* Begin Excerpted data *

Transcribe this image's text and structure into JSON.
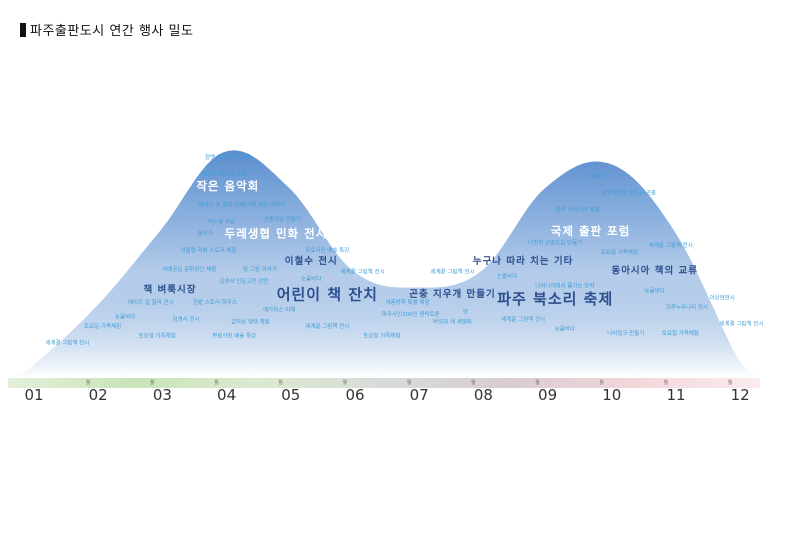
{
  "title": "파주출판도시 연간 행사 밀도",
  "chart_data": {
    "type": "area",
    "title": "파주출판도시 연간 행사 밀도",
    "xlabel": "",
    "ylabel": "",
    "months": [
      "01",
      "02",
      "03",
      "04",
      "05",
      "06",
      "07",
      "08",
      "09",
      "10",
      "11",
      "12"
    ],
    "month_suffix": "월",
    "density": [
      0.05,
      0.3,
      0.62,
      0.95,
      0.8,
      0.45,
      0.38,
      0.45,
      0.8,
      0.9,
      0.62,
      0.08
    ],
    "colors": {
      "area_top": "#5b8fd0",
      "area_bottom": "#ffffff",
      "label_small": "#3b9ed6",
      "label_large": "#2d4f8f",
      "band": [
        "#e4f0da",
        "#c9e4b8",
        "#dbe9d0",
        "#d8dcd8",
        "#d9ccd1",
        "#f2d6da",
        "#fbecee"
      ]
    },
    "events": [
      {
        "text": "잠뱃 어린이 책 소풍",
        "month": 4.05,
        "level": 0.92,
        "size": "xs"
      },
      {
        "text": "파주 나비나라 체험",
        "month": 4.0,
        "level": 0.85,
        "size": "xs"
      },
      {
        "text": "작은 음악회",
        "month": 4.05,
        "level": 0.79,
        "size": "l"
      },
      {
        "text": "헤이즈 걸 힐마 전시",
        "month": 3.95,
        "level": 0.72,
        "size": "xs"
      },
      {
        "text": "신기한 세상 이야기",
        "month": 4.6,
        "level": 0.72,
        "size": "xs"
      },
      {
        "text": "곤충가방 만들기",
        "month": 4.9,
        "level": 0.66,
        "size": "xs"
      },
      {
        "text": "비누칠 수업",
        "month": 3.95,
        "level": 0.65,
        "size": "xs"
      },
      {
        "text": "두레생협 민화 전시",
        "month": 4.8,
        "level": 0.59,
        "size": "l"
      },
      {
        "text": "음악가",
        "month": 3.7,
        "level": 0.6,
        "size": "xs"
      },
      {
        "text": "어울림 리뷰 스토리 체험",
        "month": 3.75,
        "level": 0.53,
        "size": "xs"
      },
      {
        "text": "무료사진 예술 특강",
        "month": 5.6,
        "level": 0.53,
        "size": "xs"
      },
      {
        "text": "이철수 전시",
        "month": 5.35,
        "level": 0.48,
        "size": "m"
      },
      {
        "text": "서예공길 문화공간 체험",
        "month": 3.45,
        "level": 0.45,
        "size": "xs"
      },
      {
        "text": "탐 그림 이야기",
        "month": 4.55,
        "level": 0.45,
        "size": "xs"
      },
      {
        "text": "세계끝 그림책 전시",
        "month": 6.15,
        "level": 0.44,
        "size": "xs"
      },
      {
        "text": "눈뭍바다",
        "month": 5.35,
        "level": 0.41,
        "size": "xs"
      },
      {
        "text": "김영서 인문고전 강연",
        "month": 4.3,
        "level": 0.4,
        "size": "xs"
      },
      {
        "text": "책 벼룩시장",
        "month": 3.15,
        "level": 0.36,
        "size": "m"
      },
      {
        "text": "어린이 책 잔치",
        "month": 5.6,
        "level": 0.33,
        "size": "xl"
      },
      {
        "text": "헤이즈 걸 힐마 전시",
        "month": 2.85,
        "level": 0.31,
        "size": "xs"
      },
      {
        "text": "한밭 스토리 하우스",
        "month": 3.85,
        "level": 0.31,
        "size": "xs"
      },
      {
        "text": "여름방학 특별 체험",
        "month": 6.85,
        "level": 0.31,
        "size": "xs"
      },
      {
        "text": "에가피스 이해",
        "month": 4.85,
        "level": 0.28,
        "size": "xs"
      },
      {
        "text": "눈뭍바다",
        "month": 2.45,
        "level": 0.25,
        "size": "xs"
      },
      {
        "text": "김영사 전시",
        "month": 3.4,
        "level": 0.24,
        "size": "xs"
      },
      {
        "text": "토요일 가족체험",
        "month": 2.1,
        "level": 0.21,
        "size": "xs"
      },
      {
        "text": "김희선 생태 체험",
        "month": 4.4,
        "level": 0.23,
        "size": "xs"
      },
      {
        "text": "세계끝 그림책 전시",
        "month": 5.6,
        "level": 0.21,
        "size": "xs"
      },
      {
        "text": "파주사인200인 원탁토론",
        "month": 6.9,
        "level": 0.26,
        "size": "xs"
      },
      {
        "text": "토요일 가족체험",
        "month": 2.95,
        "level": 0.17,
        "size": "xs"
      },
      {
        "text": "무료사진 예술 특강",
        "month": 4.15,
        "level": 0.17,
        "size": "xs"
      },
      {
        "text": "토요일 가족체험",
        "month": 6.45,
        "level": 0.17,
        "size": "xs"
      },
      {
        "text": "세계결 그림책 전시",
        "month": 1.55,
        "level": 0.14,
        "size": "xs"
      },
      {
        "text": "국제 출판 포럼",
        "month": 9.7,
        "level": 0.6,
        "size": "l"
      },
      {
        "text": "눈뭍바다",
        "month": 9.8,
        "level": 0.84,
        "size": "xs"
      },
      {
        "text": "자연재료로 만드는 곤충",
        "month": 10.3,
        "level": 0.77,
        "size": "xs"
      },
      {
        "text": "파주 나비나라 체험",
        "month": 9.5,
        "level": 0.7,
        "size": "xs"
      },
      {
        "text": "나만의 곤충도감 만들기",
        "month": 9.15,
        "level": 0.56,
        "size": "xs"
      },
      {
        "text": "세계끝 그림책 전시",
        "month": 10.95,
        "level": 0.55,
        "size": "xs"
      },
      {
        "text": "토요일 가족체험",
        "month": 10.15,
        "level": 0.52,
        "size": "xs"
      },
      {
        "text": "누구나 따라 치는 기타",
        "month": 8.65,
        "level": 0.48,
        "size": "m"
      },
      {
        "text": "동아시아 책의 교류",
        "month": 10.7,
        "level": 0.44,
        "size": "m"
      },
      {
        "text": "세계끝 그림책 전시",
        "month": 7.55,
        "level": 0.44,
        "size": "xs"
      },
      {
        "text": "눈뭍바다",
        "month": 8.4,
        "level": 0.42,
        "size": "xs"
      },
      {
        "text": "나비나라에서 즐기는 방학",
        "month": 9.3,
        "level": 0.38,
        "size": "xs"
      },
      {
        "text": "곤충 지우개 만들기",
        "month": 7.55,
        "level": 0.34,
        "size": "m"
      },
      {
        "text": "파주 북소리 축제",
        "month": 9.15,
        "level": 0.31,
        "size": "xl"
      },
      {
        "text": "눈뭍바다",
        "month": 10.7,
        "level": 0.36,
        "size": "xs"
      },
      {
        "text": "이상현전시",
        "month": 11.75,
        "level": 0.33,
        "size": "xs"
      },
      {
        "text": "멋",
        "month": 7.75,
        "level": 0.27,
        "size": "xs"
      },
      {
        "text": "크루누무나리 전시",
        "month": 11.2,
        "level": 0.29,
        "size": "xs"
      },
      {
        "text": "세계끝 그림책 전시",
        "month": 8.65,
        "level": 0.24,
        "size": "xs"
      },
      {
        "text": "버섯과 새 세밀화",
        "month": 7.55,
        "level": 0.23,
        "size": "xs"
      },
      {
        "text": "눈뭍바다",
        "month": 9.3,
        "level": 0.2,
        "size": "xs"
      },
      {
        "text": "나비링크 만들기",
        "month": 10.25,
        "level": 0.18,
        "size": "xs"
      },
      {
        "text": "토요일 가족체험",
        "month": 11.1,
        "level": 0.18,
        "size": "xs"
      },
      {
        "text": "세계결 그림책 전시",
        "month": 12.05,
        "level": 0.22,
        "size": "xs"
      }
    ]
  }
}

* End Excerpted data *

» What is expected
Look for lines containing the string "파주출판도시" and copy them all.

» Answer to the problem
  "title": "파주출판도시 연간 행사 밀도",
    "title": "파주출판도시 연간 행사 밀도",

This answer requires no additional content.